:: Data provided ::

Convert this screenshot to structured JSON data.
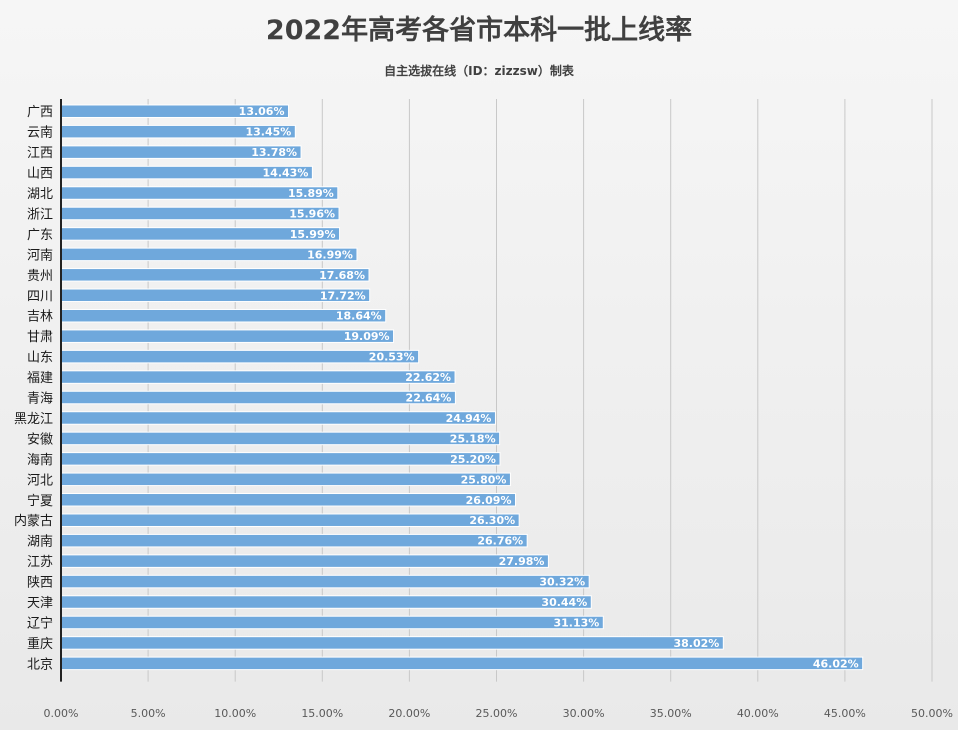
{
  "chart_data": {
    "type": "bar",
    "orientation": "horizontal",
    "title": "2022年高考各省市本科一批上线率",
    "subtitle": "自主选拔在线（ID：zizzsw）制表",
    "categories": [
      "广西",
      "云南",
      "江西",
      "山西",
      "湖北",
      "浙江",
      "广东",
      "河南",
      "贵州",
      "四川",
      "吉林",
      "甘肃",
      "山东",
      "福建",
      "青海",
      "黑龙江",
      "安徽",
      "海南",
      "河北",
      "宁夏",
      "内蒙古",
      "湖南",
      "江苏",
      "陕西",
      "天津",
      "辽宁",
      "重庆",
      "北京"
    ],
    "values": [
      13.06,
      13.45,
      13.78,
      14.43,
      15.89,
      15.96,
      15.99,
      16.99,
      17.68,
      17.72,
      18.64,
      19.09,
      20.53,
      22.62,
      22.64,
      24.94,
      25.18,
      25.2,
      25.8,
      26.09,
      26.3,
      26.76,
      27.98,
      30.32,
      30.44,
      31.13,
      38.02,
      46.02
    ],
    "data_labels": [
      "13.06%",
      "13.45%",
      "13.78%",
      "14.43%",
      "15.89%",
      "15.96%",
      "15.99%",
      "16.99%",
      "17.68%",
      "17.72%",
      "18.64%",
      "19.09%",
      "20.53%",
      "22.62%",
      "22.64%",
      "24.94%",
      "25.18%",
      "25.20%",
      "25.80%",
      "26.09%",
      "26.30%",
      "26.76%",
      "27.98%",
      "30.32%",
      "30.44%",
      "31.13%",
      "38.02%",
      "46.02%"
    ],
    "x_ticks": [
      "0.00%",
      "5.00%",
      "10.00%",
      "15.00%",
      "20.00%",
      "25.00%",
      "30.00%",
      "35.00%",
      "40.00%",
      "45.00%",
      "50.00%"
    ],
    "xlim": [
      0,
      50
    ],
    "xlabel": "",
    "ylabel": "",
    "grid": "vertical",
    "bar_color": "#6fa8dc"
  }
}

:: Aim of the task ::
Leave out the pictures and reproduce the rest of the listing exactly.

:: Task response ::
Convert this screenshot to structured JSON data.
{
  "chart_data": {
    "type": "bar",
    "orientation": "horizontal",
    "title": "2022年高考各省市本科一批上线率",
    "subtitle": "自主选拔在线（ID：zizzsw）制表",
    "categories": [
      "广西",
      "云南",
      "江西",
      "山西",
      "湖北",
      "浙江",
      "广东",
      "河南",
      "贵州",
      "四川",
      "吉林",
      "甘肃",
      "山东",
      "福建",
      "青海",
      "黑龙江",
      "安徽",
      "海南",
      "河北",
      "宁夏",
      "内蒙古",
      "湖南",
      "江苏",
      "陕西",
      "天津",
      "辽宁",
      "重庆",
      "北京"
    ],
    "values": [
      13.06,
      13.45,
      13.78,
      14.43,
      15.89,
      15.96,
      15.99,
      16.99,
      17.68,
      17.72,
      18.64,
      19.09,
      20.53,
      22.62,
      22.64,
      24.94,
      25.18,
      25.2,
      25.8,
      26.09,
      26.3,
      26.76,
      27.98,
      30.32,
      30.44,
      31.13,
      38.02,
      46.02
    ],
    "data_labels": [
      "13.06%",
      "13.45%",
      "13.78%",
      "14.43%",
      "15.89%",
      "15.96%",
      "15.99%",
      "16.99%",
      "17.68%",
      "17.72%",
      "18.64%",
      "19.09%",
      "20.53%",
      "22.62%",
      "22.64%",
      "24.94%",
      "25.18%",
      "25.20%",
      "25.80%",
      "26.09%",
      "26.30%",
      "26.76%",
      "27.98%",
      "30.32%",
      "30.44%",
      "31.13%",
      "38.02%",
      "46.02%"
    ],
    "x_ticks": [
      "0.00%",
      "5.00%",
      "10.00%",
      "15.00%",
      "20.00%",
      "25.00%",
      "30.00%",
      "35.00%",
      "40.00%",
      "45.00%",
      "50.00%"
    ],
    "xlim": [
      0,
      50
    ],
    "xlabel": "",
    "ylabel": "",
    "grid": "vertical",
    "bar_color": "#6fa8dc"
  }
}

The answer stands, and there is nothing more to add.